■ Exercise material:
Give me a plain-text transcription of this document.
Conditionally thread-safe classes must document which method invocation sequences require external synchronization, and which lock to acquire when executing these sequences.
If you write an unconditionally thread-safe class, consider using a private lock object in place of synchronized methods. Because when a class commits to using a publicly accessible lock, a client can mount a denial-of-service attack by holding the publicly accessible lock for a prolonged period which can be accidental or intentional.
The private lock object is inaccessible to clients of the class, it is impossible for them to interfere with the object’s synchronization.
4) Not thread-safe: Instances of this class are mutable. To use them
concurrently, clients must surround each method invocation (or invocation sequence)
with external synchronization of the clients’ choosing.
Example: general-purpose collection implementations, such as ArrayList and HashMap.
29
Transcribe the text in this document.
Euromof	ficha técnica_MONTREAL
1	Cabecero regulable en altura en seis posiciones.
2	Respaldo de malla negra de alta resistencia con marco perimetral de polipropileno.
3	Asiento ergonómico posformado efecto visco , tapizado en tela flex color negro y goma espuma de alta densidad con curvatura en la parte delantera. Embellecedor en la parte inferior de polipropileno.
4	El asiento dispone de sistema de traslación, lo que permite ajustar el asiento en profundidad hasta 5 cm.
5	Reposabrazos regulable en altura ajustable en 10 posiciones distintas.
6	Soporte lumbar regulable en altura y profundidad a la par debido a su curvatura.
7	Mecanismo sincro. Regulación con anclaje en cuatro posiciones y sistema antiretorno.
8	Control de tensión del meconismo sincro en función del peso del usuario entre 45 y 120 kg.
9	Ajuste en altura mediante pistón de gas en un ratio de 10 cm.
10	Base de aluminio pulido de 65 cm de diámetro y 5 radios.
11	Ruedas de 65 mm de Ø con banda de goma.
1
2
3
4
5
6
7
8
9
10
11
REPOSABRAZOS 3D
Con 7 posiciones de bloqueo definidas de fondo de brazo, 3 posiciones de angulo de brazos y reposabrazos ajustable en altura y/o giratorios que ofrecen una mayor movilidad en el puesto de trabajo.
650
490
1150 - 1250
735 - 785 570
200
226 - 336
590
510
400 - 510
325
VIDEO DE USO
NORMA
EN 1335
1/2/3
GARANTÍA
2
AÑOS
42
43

■ Exercise:
Pick out and copy the lines of the material that include the word "safe".

■ Reply to the task:
Conditionally thread-safe classes must document which method invocation sequences require external synchronization, and which lock to acquire when executing these sequences.
If you write an unconditionally thread-safe class, consider using a private lock object in place of synchronized methods. Because when a class commits to using a publicly accessible lock, a client can mount a denial-of-service attack by holding the publicly accessible lock for a prolonged period which can be accidental or intentional.
4) Not thread-safe: Instances of this class are mutable. To use them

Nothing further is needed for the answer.